Por favor, prosigue la reflexión sobre los pastores de Belén a partir de su última oración.

### [FRAGMENTO DEL DOCUMENTO]
● ● ● ●

Lucas 2:8-14
¿CUÁL ES LA BUENA NOTICIA?
“No tengan miedo, porque les traigo una buena noticia […] Hoy les ha nacido en el pueblo de David un salvador, que es el Mesías, el Señor”.
Lucas 2:10-11
En la época en que nació Jesús, la vida de los pastores era dura. Sus días y sus noches eran una triste rutina al cuidado de las ovejas. La sociedad los miraba con desprecio, y a veces hasta como delincuentes y sinvergüenzas. Tenían pocos motivos para sentirse alegres.
Por eso sorprende que hayan sido pastores a quienes el ángel se dirige con las buenas nuevas de gran gozo: ¡Había nacido un Salvador! Es la manera que tiene Dios de decir que se identifica con los de abajo, los marginados de la sociedad, los indeseables. Y aquella noche, la oscuridad en la que vivían se transformó en la luz más hermosa que jamás hayan visto. Mientras los ángeles del cielo se unen para cantar: “¡Gloria a Dios en las alturas!”, para aquellos pastores de los campos de Belén, la vida nunca volverá a ser la misma.

● ● ● ●

### [INFORMACIÓN MOSTRADA]

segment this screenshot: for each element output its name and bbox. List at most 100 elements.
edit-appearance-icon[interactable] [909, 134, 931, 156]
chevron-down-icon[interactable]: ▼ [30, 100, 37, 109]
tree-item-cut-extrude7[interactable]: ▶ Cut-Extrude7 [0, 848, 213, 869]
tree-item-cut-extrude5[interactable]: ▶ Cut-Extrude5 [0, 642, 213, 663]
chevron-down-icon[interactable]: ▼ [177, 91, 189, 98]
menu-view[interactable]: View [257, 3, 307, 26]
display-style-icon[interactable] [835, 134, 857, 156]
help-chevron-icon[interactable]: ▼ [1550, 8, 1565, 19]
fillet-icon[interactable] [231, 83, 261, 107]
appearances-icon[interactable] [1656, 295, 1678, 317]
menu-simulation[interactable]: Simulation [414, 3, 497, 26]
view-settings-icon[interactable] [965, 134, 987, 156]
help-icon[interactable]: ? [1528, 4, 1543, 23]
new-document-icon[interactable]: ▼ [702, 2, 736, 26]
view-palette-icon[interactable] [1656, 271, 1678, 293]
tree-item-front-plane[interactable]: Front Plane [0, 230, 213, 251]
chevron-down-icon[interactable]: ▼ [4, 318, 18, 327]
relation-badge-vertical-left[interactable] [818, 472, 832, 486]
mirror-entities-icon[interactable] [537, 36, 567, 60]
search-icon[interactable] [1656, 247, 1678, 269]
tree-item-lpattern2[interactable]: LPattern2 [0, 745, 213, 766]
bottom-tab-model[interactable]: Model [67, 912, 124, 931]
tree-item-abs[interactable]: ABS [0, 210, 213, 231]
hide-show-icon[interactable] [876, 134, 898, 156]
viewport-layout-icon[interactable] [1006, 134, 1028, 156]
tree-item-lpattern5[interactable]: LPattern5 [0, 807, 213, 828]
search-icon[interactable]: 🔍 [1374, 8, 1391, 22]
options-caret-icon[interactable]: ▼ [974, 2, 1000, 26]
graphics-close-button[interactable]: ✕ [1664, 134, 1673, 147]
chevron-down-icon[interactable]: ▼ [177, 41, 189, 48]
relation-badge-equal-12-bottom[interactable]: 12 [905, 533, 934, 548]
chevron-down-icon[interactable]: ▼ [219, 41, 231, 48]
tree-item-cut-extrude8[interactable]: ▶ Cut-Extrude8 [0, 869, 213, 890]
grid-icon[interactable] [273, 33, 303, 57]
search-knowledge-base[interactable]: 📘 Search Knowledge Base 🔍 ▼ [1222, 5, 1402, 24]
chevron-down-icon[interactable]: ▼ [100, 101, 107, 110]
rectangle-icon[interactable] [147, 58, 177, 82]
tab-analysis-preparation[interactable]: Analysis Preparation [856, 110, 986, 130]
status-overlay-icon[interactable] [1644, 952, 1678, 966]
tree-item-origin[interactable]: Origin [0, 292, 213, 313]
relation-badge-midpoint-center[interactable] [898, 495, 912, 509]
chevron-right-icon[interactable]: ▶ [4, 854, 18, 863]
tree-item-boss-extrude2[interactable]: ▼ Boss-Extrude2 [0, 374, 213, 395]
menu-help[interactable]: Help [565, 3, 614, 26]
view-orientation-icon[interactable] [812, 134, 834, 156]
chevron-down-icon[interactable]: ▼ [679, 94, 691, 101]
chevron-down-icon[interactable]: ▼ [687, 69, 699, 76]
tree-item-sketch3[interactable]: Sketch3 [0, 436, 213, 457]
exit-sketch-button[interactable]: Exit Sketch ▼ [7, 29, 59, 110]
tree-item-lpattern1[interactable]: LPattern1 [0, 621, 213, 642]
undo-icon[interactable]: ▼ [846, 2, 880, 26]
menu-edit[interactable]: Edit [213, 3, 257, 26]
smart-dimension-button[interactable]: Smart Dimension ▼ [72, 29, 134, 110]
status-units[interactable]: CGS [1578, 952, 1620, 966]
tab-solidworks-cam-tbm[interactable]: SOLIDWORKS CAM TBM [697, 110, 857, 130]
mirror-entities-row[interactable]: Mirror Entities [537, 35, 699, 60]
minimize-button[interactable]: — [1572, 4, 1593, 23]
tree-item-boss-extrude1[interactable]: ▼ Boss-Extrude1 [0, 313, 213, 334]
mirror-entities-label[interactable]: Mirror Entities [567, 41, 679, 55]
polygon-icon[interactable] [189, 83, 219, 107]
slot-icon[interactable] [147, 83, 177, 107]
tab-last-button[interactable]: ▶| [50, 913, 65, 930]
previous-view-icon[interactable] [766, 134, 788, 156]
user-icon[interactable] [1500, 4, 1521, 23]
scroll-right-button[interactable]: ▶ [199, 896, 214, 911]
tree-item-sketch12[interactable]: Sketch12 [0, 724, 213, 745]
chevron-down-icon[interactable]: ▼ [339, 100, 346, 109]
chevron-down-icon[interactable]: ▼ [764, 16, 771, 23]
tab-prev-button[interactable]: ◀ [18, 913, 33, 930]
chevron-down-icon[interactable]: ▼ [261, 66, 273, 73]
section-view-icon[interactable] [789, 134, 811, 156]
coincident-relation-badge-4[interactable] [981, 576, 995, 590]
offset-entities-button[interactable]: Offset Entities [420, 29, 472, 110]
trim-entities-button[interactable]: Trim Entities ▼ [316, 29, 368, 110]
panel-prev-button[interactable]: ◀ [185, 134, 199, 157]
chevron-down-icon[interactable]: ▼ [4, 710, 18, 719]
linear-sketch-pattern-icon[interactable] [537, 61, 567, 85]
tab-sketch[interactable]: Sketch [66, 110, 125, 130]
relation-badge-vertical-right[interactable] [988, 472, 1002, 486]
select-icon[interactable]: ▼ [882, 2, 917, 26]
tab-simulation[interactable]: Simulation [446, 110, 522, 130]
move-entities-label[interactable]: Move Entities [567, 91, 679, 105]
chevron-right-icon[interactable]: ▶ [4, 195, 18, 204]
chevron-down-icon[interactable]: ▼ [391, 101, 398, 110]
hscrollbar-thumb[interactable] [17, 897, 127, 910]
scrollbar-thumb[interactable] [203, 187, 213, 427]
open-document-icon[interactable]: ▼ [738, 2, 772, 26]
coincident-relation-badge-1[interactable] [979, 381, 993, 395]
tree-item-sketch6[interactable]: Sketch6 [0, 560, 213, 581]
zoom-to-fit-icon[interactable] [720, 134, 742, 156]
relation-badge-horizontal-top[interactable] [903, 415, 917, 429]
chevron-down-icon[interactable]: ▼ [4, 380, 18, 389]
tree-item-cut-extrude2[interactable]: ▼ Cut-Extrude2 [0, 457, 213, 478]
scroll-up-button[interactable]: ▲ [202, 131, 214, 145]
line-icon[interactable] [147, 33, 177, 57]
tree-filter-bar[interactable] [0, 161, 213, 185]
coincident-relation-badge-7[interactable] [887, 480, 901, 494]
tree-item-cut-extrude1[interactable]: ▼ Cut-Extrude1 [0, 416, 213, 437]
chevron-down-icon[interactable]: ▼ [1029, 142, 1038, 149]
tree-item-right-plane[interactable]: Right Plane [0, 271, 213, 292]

● ● ● ●

### [EJERCICIO RESUELTO]
Tal vez en este día de navidad te resulte difícil sentir alegría. Tal vez haya una silla vacía en tu mesa. Tal vez pienses en un familiar que se ha alejado del Señor o que ya no forma parte de tu vida. Tal vez te encuentres enfermo de gravedad. Sea cual sea la razón, no te sientes con ánimos para celebrar. Si es así, el mensaje de navidad es para ti. Hay buenas noticias con gran alegría también para ti. ¿Por qué? Porque el Salvador vino a arreglar las cosas. Vino a curar a los quebrantados de corazón, a traer luz a tu oscuridad.
Padre nuestro que estás en los cielos, gracias por darnos tan precioso regalo, tu Hijo Jesucristo. Ayúdanos a vislumbrar la luz que el Salvador nos trae. Te alabamos y bendecimos en su nombre, amén.